> **INSTRUCTIONS FOR THE TASK**: Which lines in the material below contain the word "average"? Copy each of them.

> **MATERIAL PROVIDED**:
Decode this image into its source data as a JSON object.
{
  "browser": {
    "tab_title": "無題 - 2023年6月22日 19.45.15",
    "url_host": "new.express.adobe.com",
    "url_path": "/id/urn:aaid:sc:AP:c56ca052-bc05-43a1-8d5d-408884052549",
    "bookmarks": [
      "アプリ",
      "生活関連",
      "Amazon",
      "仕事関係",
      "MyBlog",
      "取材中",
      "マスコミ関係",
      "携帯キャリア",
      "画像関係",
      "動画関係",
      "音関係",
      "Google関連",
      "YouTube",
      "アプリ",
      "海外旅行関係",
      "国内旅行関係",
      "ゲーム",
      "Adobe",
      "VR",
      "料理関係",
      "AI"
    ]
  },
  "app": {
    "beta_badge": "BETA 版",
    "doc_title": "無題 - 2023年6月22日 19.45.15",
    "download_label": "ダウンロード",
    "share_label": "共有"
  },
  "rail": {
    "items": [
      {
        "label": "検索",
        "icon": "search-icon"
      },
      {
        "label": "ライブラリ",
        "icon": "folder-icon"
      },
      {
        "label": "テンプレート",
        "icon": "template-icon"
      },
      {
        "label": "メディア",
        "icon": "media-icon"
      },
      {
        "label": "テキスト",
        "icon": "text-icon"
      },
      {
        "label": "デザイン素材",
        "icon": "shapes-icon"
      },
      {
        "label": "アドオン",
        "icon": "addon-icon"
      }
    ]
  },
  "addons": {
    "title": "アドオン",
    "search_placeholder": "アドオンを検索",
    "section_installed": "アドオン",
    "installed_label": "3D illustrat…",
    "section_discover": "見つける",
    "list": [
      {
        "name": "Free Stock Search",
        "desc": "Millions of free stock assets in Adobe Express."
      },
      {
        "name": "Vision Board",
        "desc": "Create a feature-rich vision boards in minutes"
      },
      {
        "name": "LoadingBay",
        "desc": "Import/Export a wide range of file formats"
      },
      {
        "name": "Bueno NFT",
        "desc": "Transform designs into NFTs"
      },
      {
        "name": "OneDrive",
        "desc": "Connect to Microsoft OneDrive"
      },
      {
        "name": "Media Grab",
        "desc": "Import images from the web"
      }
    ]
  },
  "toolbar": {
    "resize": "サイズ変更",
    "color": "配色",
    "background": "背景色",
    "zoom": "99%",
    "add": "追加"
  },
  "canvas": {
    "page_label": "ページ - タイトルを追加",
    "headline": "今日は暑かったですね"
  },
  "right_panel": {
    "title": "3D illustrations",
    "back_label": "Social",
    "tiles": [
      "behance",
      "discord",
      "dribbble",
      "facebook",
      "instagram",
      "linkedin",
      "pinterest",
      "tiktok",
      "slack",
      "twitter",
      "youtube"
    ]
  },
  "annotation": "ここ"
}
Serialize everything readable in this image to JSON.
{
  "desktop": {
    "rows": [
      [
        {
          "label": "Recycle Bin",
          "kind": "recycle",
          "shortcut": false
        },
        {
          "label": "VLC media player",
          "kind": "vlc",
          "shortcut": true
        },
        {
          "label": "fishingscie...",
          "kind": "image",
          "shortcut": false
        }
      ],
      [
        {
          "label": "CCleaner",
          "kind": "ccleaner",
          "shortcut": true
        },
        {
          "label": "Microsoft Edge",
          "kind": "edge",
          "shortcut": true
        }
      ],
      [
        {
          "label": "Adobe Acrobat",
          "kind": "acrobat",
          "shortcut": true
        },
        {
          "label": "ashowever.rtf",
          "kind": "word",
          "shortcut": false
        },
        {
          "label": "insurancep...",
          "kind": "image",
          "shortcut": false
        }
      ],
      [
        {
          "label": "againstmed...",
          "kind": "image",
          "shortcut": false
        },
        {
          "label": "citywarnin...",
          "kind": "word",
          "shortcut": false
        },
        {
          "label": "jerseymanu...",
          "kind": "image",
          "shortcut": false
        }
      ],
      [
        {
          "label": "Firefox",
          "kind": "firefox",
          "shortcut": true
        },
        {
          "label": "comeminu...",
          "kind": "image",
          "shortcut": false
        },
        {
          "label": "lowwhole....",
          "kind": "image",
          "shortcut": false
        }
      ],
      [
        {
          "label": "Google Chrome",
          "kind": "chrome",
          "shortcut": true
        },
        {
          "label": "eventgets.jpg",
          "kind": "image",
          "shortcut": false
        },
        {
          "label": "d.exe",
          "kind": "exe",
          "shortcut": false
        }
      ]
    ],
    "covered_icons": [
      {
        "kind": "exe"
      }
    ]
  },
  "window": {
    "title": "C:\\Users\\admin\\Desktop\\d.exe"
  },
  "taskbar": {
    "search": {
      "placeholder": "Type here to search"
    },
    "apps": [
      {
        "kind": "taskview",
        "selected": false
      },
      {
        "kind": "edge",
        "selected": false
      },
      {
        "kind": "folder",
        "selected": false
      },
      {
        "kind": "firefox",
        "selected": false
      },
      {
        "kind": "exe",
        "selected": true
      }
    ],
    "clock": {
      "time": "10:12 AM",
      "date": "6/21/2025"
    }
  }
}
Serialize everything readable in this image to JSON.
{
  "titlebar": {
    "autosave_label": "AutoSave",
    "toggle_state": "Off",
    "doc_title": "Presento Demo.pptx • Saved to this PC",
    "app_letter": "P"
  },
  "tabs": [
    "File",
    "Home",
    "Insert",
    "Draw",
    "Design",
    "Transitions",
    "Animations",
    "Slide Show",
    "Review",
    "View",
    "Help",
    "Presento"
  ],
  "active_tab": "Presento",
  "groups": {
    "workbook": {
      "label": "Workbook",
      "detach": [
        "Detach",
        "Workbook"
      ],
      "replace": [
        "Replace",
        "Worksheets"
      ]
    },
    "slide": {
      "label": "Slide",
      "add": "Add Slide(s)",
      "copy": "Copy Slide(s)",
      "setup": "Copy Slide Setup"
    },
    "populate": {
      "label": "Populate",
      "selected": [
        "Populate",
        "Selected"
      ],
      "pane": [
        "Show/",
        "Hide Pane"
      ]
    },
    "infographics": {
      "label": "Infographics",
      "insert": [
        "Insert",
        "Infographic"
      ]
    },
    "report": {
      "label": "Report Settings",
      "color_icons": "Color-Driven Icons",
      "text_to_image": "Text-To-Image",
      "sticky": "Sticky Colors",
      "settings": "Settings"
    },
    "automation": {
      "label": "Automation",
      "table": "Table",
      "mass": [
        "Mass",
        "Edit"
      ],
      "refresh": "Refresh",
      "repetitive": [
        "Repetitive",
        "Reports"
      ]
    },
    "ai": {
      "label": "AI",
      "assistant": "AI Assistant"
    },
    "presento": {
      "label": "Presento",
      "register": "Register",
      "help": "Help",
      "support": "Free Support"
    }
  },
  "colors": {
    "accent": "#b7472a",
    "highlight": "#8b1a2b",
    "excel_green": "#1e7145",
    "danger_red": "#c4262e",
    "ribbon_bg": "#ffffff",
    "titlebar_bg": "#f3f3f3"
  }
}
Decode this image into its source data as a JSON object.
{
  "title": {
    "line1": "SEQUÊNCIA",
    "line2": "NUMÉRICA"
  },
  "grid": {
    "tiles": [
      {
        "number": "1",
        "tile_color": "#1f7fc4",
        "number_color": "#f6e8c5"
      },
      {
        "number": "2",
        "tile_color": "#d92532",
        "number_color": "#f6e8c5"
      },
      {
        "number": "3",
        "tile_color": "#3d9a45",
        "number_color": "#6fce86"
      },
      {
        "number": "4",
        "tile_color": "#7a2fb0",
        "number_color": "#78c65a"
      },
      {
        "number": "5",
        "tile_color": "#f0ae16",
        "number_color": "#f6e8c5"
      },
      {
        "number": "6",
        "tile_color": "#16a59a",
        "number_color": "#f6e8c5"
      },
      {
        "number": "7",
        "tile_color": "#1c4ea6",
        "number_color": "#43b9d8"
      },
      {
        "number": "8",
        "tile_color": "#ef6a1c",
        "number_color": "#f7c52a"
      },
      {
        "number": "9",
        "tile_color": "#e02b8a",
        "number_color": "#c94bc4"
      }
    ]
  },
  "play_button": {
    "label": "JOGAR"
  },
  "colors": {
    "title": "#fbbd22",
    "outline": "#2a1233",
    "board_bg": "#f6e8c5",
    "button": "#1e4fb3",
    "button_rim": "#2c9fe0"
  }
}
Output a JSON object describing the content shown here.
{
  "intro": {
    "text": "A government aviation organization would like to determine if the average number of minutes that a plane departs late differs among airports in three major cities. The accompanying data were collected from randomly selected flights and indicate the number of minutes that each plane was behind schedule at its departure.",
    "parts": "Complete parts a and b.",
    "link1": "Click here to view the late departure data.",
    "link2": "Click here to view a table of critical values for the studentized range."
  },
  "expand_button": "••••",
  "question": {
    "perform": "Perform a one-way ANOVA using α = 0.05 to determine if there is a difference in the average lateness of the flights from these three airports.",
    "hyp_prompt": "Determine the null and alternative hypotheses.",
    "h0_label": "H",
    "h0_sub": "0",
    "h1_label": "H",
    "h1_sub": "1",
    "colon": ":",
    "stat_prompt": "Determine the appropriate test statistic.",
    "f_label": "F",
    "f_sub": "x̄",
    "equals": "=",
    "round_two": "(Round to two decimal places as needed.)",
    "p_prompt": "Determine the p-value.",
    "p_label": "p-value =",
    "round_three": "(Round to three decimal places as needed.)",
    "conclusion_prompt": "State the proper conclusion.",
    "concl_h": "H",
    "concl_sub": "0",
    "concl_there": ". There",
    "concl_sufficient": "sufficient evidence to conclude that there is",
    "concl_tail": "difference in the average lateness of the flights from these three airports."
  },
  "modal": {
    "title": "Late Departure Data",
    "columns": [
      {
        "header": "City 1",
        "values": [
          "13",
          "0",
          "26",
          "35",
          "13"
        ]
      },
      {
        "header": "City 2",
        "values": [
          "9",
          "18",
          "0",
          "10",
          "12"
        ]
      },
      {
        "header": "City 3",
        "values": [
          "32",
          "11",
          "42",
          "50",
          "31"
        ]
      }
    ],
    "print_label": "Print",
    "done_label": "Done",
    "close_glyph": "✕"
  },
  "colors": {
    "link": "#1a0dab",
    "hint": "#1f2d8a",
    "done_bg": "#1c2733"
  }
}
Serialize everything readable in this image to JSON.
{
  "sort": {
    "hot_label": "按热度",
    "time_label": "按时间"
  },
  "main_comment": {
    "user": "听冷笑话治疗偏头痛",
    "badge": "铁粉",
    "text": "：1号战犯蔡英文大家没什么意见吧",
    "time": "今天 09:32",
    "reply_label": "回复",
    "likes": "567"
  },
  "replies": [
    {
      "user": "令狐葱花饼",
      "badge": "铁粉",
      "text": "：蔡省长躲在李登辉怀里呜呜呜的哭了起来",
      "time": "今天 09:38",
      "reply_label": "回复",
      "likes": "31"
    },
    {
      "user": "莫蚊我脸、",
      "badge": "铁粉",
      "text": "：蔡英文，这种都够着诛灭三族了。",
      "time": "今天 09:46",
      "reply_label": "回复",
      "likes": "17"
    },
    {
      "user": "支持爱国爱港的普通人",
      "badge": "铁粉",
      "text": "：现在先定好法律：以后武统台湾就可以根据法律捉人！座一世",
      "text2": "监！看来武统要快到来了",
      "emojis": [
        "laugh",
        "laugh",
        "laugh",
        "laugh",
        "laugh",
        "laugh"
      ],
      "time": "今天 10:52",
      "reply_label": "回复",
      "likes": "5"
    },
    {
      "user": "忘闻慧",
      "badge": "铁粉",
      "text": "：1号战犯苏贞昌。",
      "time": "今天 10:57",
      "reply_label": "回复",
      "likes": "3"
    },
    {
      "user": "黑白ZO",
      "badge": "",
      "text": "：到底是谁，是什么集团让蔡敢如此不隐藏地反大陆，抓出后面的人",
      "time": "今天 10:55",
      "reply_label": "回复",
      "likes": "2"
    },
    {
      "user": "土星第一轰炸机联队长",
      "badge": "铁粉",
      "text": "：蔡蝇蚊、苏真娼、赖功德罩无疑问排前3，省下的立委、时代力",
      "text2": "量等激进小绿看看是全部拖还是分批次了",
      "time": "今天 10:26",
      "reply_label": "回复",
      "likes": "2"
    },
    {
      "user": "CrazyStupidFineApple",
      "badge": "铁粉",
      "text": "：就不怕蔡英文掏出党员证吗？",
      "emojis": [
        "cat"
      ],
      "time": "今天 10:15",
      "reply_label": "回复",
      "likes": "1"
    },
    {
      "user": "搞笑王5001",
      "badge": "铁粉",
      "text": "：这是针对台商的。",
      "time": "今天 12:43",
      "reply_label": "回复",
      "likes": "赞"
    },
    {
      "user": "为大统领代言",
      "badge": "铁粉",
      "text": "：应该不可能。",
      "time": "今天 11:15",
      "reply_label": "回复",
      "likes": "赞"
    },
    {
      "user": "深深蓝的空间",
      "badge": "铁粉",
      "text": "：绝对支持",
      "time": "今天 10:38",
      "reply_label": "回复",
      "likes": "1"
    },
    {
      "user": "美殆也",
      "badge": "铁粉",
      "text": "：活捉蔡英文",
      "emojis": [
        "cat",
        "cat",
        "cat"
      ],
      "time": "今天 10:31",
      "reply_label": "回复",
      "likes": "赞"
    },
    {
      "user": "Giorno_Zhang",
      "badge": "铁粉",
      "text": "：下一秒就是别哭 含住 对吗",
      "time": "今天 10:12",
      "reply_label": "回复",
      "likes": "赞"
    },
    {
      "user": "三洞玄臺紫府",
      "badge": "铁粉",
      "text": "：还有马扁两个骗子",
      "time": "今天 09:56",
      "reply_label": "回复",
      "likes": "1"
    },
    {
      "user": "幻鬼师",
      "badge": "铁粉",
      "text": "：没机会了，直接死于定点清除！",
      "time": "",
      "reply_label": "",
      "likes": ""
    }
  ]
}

> **WORKED ANSWER**:
    "text": "A government aviation organization would like to determine if the average number of minutes that a plane departs late differs among airports in three major cities. The accompanying data were collected from randomly selected flights and indicate the number of minutes that each plane was behind schedule at its departure.",
    "perform": "Perform a one-way ANOVA using α = 0.05 to determine if there is a difference in the average lateness of the flights from these three airports.",
    "concl_tail": "difference in the average lateness of the flights from these three airports."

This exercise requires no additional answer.